> _Raw data_
(begin)
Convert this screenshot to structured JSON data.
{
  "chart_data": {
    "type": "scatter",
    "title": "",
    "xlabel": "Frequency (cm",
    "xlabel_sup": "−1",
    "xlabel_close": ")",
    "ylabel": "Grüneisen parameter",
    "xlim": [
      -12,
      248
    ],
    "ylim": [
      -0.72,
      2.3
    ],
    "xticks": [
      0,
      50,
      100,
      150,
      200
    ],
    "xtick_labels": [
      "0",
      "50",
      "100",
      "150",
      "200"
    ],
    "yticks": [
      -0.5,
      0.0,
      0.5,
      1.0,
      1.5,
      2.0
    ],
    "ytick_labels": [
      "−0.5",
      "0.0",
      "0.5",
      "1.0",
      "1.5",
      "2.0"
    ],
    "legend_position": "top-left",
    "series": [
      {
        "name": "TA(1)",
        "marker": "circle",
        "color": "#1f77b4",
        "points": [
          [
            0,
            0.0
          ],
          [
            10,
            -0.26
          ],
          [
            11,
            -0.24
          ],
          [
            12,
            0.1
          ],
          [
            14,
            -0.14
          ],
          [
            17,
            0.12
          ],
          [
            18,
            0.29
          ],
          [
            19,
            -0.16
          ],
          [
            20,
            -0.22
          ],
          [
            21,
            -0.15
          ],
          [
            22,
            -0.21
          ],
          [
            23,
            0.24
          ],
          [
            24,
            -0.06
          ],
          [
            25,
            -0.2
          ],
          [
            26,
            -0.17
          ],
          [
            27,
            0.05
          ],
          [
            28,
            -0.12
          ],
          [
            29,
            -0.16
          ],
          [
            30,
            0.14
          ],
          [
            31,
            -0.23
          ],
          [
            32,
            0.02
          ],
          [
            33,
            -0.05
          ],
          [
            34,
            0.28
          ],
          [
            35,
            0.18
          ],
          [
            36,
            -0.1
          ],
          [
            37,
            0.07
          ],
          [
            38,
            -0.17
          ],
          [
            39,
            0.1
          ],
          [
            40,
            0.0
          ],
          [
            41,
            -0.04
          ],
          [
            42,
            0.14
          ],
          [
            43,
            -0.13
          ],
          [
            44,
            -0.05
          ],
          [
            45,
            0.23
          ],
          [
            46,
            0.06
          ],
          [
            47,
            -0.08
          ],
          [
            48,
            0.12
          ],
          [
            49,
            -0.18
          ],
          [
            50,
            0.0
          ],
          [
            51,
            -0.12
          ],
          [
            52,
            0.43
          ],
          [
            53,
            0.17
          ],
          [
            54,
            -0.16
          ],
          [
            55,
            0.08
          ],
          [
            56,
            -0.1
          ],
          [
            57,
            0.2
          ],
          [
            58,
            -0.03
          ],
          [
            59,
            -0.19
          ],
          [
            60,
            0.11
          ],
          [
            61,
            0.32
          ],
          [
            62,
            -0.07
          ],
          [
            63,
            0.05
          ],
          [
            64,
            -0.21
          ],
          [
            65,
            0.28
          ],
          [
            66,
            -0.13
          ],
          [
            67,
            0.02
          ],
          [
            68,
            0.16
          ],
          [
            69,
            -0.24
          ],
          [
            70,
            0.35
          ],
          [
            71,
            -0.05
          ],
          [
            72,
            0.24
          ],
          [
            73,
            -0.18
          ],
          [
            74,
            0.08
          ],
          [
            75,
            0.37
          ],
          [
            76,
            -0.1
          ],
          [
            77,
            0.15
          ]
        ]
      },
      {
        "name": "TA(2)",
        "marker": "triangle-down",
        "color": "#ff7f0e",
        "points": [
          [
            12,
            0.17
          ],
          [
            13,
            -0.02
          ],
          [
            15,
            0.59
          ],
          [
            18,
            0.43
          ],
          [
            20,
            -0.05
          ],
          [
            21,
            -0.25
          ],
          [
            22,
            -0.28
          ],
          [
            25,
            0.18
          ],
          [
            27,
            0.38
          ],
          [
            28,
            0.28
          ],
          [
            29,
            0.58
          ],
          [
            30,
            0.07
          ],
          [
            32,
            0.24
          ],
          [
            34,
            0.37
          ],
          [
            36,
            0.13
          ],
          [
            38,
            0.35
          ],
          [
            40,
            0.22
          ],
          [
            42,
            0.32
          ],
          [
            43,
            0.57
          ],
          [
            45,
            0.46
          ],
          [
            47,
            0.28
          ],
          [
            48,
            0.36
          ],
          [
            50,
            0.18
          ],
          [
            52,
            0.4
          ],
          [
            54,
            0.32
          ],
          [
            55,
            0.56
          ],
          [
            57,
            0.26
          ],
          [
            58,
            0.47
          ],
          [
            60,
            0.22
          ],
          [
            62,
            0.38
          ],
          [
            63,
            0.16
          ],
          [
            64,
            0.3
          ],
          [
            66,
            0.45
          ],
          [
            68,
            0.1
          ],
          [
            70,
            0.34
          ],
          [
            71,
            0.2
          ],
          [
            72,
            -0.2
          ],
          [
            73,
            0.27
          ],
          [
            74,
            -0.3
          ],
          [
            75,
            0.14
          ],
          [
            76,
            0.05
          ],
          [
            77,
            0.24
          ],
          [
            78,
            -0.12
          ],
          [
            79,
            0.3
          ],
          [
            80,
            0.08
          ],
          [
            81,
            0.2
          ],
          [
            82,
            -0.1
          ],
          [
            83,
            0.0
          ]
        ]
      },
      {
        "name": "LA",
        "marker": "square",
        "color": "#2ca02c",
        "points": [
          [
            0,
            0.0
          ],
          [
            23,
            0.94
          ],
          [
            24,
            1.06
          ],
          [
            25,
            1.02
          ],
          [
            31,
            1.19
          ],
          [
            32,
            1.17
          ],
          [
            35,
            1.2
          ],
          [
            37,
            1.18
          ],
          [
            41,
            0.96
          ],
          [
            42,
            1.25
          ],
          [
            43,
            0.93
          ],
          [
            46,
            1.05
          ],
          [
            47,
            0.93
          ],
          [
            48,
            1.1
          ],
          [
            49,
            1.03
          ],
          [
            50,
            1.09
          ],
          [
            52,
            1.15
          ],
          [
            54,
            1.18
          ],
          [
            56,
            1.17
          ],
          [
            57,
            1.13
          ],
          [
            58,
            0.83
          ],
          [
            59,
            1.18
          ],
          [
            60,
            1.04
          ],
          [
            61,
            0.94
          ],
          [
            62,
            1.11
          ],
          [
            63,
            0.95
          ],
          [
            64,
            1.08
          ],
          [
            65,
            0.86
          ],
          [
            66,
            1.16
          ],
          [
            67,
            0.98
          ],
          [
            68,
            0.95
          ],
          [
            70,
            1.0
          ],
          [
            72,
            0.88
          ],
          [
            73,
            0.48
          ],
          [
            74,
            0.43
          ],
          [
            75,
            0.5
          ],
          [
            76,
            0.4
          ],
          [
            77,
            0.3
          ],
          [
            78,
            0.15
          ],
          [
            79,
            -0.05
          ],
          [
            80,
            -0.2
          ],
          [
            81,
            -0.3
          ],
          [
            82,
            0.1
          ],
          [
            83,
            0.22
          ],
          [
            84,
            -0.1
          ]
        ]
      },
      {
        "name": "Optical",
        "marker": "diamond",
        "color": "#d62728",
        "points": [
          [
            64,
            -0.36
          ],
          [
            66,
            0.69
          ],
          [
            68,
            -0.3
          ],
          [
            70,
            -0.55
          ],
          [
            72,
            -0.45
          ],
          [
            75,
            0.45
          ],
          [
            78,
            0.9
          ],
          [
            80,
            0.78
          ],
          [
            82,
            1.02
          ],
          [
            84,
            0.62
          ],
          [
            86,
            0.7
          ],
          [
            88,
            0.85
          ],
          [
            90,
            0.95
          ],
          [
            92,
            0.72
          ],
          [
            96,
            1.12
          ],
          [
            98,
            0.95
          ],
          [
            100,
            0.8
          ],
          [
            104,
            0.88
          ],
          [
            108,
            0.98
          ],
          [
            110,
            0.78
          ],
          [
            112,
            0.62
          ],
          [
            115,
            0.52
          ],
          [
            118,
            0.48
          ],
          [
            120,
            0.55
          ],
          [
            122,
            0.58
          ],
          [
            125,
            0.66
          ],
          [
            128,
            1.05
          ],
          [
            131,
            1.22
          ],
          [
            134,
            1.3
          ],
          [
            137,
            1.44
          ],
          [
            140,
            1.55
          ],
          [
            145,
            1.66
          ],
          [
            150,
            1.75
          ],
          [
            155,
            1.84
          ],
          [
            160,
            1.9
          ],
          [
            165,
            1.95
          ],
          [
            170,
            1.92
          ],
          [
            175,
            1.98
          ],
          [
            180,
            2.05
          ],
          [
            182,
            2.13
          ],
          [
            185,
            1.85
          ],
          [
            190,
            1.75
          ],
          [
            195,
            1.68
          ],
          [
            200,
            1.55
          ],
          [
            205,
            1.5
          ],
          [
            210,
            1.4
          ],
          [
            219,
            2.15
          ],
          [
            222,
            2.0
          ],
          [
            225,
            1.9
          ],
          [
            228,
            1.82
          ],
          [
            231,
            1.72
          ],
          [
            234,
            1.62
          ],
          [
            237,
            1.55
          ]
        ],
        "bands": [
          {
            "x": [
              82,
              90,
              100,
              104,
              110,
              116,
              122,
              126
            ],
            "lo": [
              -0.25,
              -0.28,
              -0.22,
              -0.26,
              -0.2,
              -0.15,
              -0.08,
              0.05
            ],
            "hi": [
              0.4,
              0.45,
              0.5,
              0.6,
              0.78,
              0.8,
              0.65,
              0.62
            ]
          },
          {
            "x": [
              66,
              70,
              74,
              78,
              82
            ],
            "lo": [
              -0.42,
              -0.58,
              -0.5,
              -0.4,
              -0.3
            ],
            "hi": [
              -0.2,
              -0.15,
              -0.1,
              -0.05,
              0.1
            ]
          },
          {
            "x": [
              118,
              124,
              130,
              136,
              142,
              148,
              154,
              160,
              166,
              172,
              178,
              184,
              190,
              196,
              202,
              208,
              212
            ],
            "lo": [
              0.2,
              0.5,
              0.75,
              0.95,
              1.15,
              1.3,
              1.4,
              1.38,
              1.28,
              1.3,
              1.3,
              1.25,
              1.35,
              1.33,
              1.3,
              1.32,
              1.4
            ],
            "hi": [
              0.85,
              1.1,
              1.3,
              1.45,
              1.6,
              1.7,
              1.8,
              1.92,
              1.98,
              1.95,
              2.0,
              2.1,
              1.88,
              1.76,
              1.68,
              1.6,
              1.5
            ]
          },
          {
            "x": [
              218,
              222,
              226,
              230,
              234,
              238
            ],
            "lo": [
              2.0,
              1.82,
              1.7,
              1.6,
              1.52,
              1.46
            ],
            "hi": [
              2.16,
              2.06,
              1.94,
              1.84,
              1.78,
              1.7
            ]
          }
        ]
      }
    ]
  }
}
(end)
> _Stated task_
Go through the records and show every line with the string "name" in it.

> _Finished answer_
        "name": "TA(1)",
        "name": "TA(2)",
        "name": "LA",
        "name": "Optical",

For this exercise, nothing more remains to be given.